▶ Directive
In the listing below, pick out lines with "流行鏈球菌發酵物".

(Dataset entries)

++++++

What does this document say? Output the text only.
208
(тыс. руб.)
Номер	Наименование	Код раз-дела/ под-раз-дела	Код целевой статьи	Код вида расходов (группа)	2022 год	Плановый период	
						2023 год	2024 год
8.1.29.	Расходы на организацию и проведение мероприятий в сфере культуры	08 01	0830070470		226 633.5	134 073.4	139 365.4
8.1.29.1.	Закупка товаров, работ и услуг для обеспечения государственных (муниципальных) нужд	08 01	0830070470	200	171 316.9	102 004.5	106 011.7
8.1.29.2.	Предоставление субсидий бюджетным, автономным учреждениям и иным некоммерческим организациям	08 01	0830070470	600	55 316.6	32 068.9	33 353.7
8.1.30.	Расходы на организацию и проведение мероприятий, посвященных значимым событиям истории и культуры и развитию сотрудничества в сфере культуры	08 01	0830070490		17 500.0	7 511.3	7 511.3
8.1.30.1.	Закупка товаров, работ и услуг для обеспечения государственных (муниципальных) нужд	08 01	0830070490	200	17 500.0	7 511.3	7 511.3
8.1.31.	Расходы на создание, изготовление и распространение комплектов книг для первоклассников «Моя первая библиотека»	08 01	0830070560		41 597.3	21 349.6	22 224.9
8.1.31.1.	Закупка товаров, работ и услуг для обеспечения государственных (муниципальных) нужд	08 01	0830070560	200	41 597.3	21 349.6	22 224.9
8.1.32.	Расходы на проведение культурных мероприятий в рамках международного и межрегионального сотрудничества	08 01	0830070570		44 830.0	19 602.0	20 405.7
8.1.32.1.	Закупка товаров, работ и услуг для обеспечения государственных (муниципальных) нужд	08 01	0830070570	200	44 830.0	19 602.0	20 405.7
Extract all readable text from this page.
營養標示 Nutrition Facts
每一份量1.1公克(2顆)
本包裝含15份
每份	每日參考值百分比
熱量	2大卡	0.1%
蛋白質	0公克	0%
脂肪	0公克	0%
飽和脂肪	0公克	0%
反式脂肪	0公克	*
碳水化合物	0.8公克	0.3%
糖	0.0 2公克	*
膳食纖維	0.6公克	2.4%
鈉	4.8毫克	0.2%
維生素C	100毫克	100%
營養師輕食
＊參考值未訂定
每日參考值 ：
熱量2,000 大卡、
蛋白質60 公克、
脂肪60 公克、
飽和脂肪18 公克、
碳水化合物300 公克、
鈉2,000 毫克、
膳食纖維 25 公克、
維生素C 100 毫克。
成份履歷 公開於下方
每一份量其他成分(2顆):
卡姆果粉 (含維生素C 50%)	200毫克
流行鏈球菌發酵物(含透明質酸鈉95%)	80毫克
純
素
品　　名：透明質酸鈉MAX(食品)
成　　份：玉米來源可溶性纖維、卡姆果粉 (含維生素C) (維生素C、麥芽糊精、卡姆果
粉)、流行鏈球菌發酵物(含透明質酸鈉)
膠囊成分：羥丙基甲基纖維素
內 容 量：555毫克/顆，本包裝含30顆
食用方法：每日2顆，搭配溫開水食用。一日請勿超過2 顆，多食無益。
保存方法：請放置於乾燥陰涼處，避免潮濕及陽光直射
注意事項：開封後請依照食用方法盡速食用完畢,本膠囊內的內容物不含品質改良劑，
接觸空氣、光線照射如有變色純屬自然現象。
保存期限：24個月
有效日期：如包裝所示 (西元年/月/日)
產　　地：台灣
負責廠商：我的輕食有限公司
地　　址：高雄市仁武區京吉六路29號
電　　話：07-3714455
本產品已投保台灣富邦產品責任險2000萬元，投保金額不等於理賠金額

++++++

▶ Correct output
流行鏈球菌發酵物(含透明質酸鈉95%)	80毫克
粉)、流行鏈球菌發酵物(含透明質酸鈉)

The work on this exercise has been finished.